- Exercise objective
Reproduce all of the listing below without alteration.

Records from a data source
== == ==

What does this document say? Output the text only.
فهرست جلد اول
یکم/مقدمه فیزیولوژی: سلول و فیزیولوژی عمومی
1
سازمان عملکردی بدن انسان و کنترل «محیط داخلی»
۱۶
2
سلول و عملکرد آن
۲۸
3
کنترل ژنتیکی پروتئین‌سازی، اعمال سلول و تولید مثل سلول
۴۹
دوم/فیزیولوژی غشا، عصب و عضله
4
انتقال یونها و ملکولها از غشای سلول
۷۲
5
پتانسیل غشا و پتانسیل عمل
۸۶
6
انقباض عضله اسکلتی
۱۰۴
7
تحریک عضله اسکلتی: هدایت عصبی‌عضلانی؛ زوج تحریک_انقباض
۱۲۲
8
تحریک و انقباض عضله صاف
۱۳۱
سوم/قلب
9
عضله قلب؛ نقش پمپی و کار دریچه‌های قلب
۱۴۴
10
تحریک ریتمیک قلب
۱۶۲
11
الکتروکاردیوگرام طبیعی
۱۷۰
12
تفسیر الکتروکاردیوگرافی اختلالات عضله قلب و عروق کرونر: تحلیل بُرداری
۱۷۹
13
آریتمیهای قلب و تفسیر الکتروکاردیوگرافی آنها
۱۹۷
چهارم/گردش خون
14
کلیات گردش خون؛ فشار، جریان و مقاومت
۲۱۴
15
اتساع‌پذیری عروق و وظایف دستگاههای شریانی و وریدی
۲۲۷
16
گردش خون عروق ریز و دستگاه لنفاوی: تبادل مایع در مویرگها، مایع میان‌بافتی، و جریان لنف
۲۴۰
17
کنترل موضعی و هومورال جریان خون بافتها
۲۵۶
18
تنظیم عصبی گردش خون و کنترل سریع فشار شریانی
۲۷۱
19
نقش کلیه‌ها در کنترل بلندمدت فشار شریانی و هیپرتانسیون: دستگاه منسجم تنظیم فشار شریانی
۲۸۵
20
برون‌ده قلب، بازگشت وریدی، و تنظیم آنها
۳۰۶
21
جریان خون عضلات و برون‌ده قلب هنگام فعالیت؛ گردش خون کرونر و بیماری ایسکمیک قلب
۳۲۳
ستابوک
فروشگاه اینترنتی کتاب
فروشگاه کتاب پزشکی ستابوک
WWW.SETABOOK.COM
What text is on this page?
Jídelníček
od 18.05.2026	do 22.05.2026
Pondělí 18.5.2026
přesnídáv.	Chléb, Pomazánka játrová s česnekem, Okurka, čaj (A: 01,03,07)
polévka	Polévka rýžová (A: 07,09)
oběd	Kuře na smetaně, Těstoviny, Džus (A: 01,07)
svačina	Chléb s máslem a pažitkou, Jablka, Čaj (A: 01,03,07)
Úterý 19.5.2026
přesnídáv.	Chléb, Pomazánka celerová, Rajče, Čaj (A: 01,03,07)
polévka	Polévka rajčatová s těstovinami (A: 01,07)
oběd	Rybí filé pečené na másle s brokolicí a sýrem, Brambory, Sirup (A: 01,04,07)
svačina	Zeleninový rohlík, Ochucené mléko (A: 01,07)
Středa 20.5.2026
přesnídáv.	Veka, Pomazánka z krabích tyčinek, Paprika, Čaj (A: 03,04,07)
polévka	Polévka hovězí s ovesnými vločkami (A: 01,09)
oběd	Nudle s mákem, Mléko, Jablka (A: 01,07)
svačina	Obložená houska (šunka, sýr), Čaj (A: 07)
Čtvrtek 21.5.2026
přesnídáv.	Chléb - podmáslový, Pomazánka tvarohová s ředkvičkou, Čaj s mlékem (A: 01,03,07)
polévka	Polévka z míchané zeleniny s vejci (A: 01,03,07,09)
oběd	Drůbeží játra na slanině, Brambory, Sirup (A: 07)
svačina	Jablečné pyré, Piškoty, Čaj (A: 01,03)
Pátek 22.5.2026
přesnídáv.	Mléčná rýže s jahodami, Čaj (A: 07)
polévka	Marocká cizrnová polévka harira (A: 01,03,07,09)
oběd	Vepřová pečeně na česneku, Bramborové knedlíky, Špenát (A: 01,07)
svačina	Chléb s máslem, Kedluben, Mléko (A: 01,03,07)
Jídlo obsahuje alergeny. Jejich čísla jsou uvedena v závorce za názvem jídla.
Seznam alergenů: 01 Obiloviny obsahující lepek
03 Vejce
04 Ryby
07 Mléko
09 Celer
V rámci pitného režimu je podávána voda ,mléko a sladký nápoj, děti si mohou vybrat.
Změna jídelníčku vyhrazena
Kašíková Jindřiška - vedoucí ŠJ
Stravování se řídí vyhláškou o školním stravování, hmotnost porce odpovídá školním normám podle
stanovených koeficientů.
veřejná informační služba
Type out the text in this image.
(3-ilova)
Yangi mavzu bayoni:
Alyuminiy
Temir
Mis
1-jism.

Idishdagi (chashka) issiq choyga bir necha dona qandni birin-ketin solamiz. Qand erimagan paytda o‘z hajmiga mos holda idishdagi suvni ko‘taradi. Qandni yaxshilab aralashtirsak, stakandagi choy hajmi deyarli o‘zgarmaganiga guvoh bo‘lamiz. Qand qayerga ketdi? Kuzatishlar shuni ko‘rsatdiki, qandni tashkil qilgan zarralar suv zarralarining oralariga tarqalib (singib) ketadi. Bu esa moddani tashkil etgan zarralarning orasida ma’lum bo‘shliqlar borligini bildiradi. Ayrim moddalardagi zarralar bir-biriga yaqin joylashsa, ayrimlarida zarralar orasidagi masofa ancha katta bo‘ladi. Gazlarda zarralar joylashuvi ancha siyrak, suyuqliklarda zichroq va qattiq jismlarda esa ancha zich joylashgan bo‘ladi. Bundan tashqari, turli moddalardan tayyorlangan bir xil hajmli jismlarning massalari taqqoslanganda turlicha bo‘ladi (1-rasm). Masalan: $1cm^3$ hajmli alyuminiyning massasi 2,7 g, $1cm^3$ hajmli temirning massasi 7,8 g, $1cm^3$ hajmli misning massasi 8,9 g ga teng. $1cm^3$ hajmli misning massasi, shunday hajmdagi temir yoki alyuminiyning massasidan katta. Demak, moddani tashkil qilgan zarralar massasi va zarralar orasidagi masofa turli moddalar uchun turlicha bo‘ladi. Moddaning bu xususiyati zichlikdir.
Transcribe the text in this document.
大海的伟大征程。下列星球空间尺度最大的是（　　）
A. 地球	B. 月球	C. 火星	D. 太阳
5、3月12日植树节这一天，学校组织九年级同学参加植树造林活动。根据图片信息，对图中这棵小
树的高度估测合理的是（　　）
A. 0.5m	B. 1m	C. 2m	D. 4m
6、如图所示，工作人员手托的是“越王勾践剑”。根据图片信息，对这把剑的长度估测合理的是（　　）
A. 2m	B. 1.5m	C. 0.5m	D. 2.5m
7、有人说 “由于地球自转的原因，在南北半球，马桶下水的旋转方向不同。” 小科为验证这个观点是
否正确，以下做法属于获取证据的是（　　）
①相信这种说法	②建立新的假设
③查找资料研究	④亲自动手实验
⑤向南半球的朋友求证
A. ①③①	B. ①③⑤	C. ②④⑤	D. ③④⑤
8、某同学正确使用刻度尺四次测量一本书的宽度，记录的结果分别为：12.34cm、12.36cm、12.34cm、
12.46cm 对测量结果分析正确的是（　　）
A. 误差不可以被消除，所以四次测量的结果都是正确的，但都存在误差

== == ==

- Finished task
What does this document say? Output the text only.
فهرست جلد اول
یکم/مقدمه فیزیولوژی: سلول و فیزیولوژی عمومی
1
سازمان عملکردی بدن انسان و کنترل «محیط داخلی»
۱۶
2
سلول و عملکرد آن
۲۸
3
کنترل ژنتیکی پروتئین‌سازی، اعمال سلول و تولید مثل سلول
۴۹
دوم/فیزیولوژی غشا، عصب و عضله
4
انتقال یونها و ملکولها از غشای سلول
۷۲
5
پتانسیل غشا و پتانسیل عمل
۸۶
6
انقباض عضله اسکلتی
۱۰۴
7
تحریک عضله اسکلتی: هدایت عصبی‌عضلانی؛ زوج تحریک_انقباض
۱۲۲
8
تحریک و انقباض عضله صاف
۱۳۱
سوم/قلب
9
عضله قلب؛ نقش پمپی و کار دریچه‌های قلب
۱۴۴
10
تحریک ریتمیک قلب
۱۶۲
11
الکتروکاردیوگرام طبیعی
۱۷۰
12
تفسیر الکتروکاردیوگرافی اختلالات عضله قلب و عروق کرونر: تحلیل بُرداری
۱۷۹
13
آریتمیهای قلب و تفسیر الکتروکاردیوگرافی آنها
۱۹۷
چهارم/گردش خون
14
کلیات گردش خون؛ فشار، جریان و مقاومت
۲۱۴
15
اتساع‌پذیری عروق و وظایف دستگاههای شریانی و وریدی
۲۲۷
16
گردش خون عروق ریز و دستگاه لنفاوی: تبادل مایع در مویرگها، مایع میان‌بافتی، و جریان لنف
۲۴۰
17
کنترل موضعی و هومورال جریان خون بافتها
۲۵۶
18
تنظیم عصبی گردش خون و کنترل سریع فشار شریانی
۲۷۱
19
نقش کلیه‌ها در کنترل بلندمدت فشار شریانی و هیپرتانسیون: دستگاه منسجم تنظیم فشار شریانی
۲۸۵
20
برون‌ده قلب، بازگشت وریدی، و تنظیم آنها
۳۰۶
21
جریان خون عضلات و برون‌ده قلب هنگام فعالیت؛ گردش خون کرونر و بیماری ایسکمیک قلب
۳۲۳
ستابوک
فروشگاه اینترنتی کتاب
فروشگاه کتاب پزشکی ستابوک
WWW.SETABOOK.COM
What text is on this page?
Jídelníček
od 18.05.2026	do 22.05.2026
Pondělí 18.5.2026
přesnídáv.	Chléb, Pomazánka játrová s česnekem, Okurka, čaj (A: 01,03,07)
polévka	Polévka rýžová (A: 07,09)
oběd	Kuře na smetaně, Těstoviny, Džus (A: 01,07)
svačina	Chléb s máslem a pažitkou, Jablka, Čaj (A: 01,03,07)
Úterý 19.5.2026
přesnídáv.	Chléb, Pomazánka celerová, Rajče, Čaj (A: 01,03,07)
polévka	Polévka rajčatová s těstovinami (A: 01,07)
oběd	Rybí filé pečené na másle s brokolicí a sýrem, Brambory, Sirup (A: 01,04,07)
svačina	Zeleninový rohlík, Ochucené mléko (A: 01,07)
Středa 20.5.2026
přesnídáv.	Veka, Pomazánka z krabích tyčinek, Paprika, Čaj (A: 03,04,07)
polévka	Polévka hovězí s ovesnými vločkami (A: 01,09)
oběd	Nudle s mákem, Mléko, Jablka (A: 01,07)
svačina	Obložená houska (šunka, sýr), Čaj (A: 07)
Čtvrtek 21.5.2026
přesnídáv.	Chléb - podmáslový, Pomazánka tvarohová s ředkvičkou, Čaj s mlékem (A: 01,03,07)
polévka	Polévka z míchané zeleniny s vejci (A: 01,03,07,09)
oběd	Drůbeží játra na slanině, Brambory, Sirup (A: 07)
svačina	Jablečné pyré, Piškoty, Čaj (A: 01,03)
Pátek 22.5.2026
přesnídáv.	Mléčná rýže s jahodami, Čaj (A: 07)
polévka	Marocká cizrnová polévka harira (A: 01,03,07,09)
oběd	Vepřová pečeně na česneku, Bramborové knedlíky, Špenát (A: 01,07)
svačina	Chléb s máslem, Kedluben, Mléko (A: 01,03,07)
Jídlo obsahuje alergeny. Jejich čísla jsou uvedena v závorce za názvem jídla.
Seznam alergenů: 01 Obiloviny obsahující lepek
03 Vejce
04 Ryby
07 Mléko
09 Celer
V rámci pitného režimu je podávána voda ,mléko a sladký nápoj, děti si mohou vybrat.
Změna jídelníčku vyhrazena
Kašíková Jindřiška - vedoucí ŠJ
Stravování se řídí vyhláškou o školním stravování, hmotnost porce odpovídá školním normám podle
stanovených koeficientů.
veřejná informační služba
Type out the text in this image.
(3-ilova)
Yangi mavzu bayoni:
Alyuminiy
Temir
Mis
1-jism.

Idishdagi (chashka) issiq choyga bir necha dona qandni birin-ketin solamiz. Qand erimagan paytda o‘z hajmiga mos holda idishdagi suvni ko‘taradi. Qandni yaxshilab aralashtirsak, stakandagi choy hajmi deyarli o‘zgarmaganiga guvoh bo‘lamiz. Qand qayerga ketdi? Kuzatishlar shuni ko‘rsatdiki, qandni tashkil qilgan zarralar suv zarralarining oralariga tarqalib (singib) ketadi. Bu esa moddani tashkil etgan zarralarning orasida ma’lum bo‘shliqlar borligini bildiradi. Ayrim moddalardagi zarralar bir-biriga yaqin joylashsa, ayrimlarida zarralar orasidagi masofa ancha katta bo‘ladi. Gazlarda zarralar joylashuvi ancha siyrak, suyuqliklarda zichroq va qattiq jismlarda esa ancha zich joylashgan bo‘ladi. Bundan tashqari, turli moddalardan tayyorlangan bir xil hajmli jismlarning massalari taqqoslanganda turlicha bo‘ladi (1-rasm). Masalan: $1cm^3$ hajmli alyuminiyning massasi 2,7 g, $1cm^3$ hajmli temirning massasi 7,8 g, $1cm^3$ hajmli misning massasi 8,9 g ga teng. $1cm^3$ hajmli misning massasi, shunday hajmdagi temir yoki alyuminiyning massasidan katta. Demak, moddani tashkil qilgan zarralar massasi va zarralar orasidagi masofa turli moddalar uchun turlicha bo‘ladi. Moddaning bu xususiyati zichlikdir.
Transcribe the text in this document.
大海的伟大征程。下列星球空间尺度最大的是（　　）
A. 地球	B. 月球	C. 火星	D. 太阳
5、3月12日植树节这一天，学校组织九年级同学参加植树造林活动。根据图片信息，对图中这棵小
树的高度估测合理的是（　　）
A. 0.5m	B. 1m	C. 2m	D. 4m
6、如图所示，工作人员手托的是“越王勾践剑”。根据图片信息，对这把剑的长度估测合理的是（　　）
A. 2m	B. 1.5m	C. 0.5m	D. 2.5m
7、有人说 “由于地球自转的原因，在南北半球，马桶下水的旋转方向不同。” 小科为验证这个观点是
否正确，以下做法属于获取证据的是（　　）
①相信这种说法	②建立新的假设
③查找资料研究	④亲自动手实验
⑤向南半球的朋友求证
A. ①③①	B. ①③⑤	C. ②④⑤	D. ③④⑤
8、某同学正确使用刻度尺四次测量一本书的宽度，记录的结果分别为：12.34cm、12.36cm、12.34cm、
12.46cm 对测量结果分析正确的是（　　）
A. 误差不可以被消除，所以四次测量的结果都是正确的，但都存在误差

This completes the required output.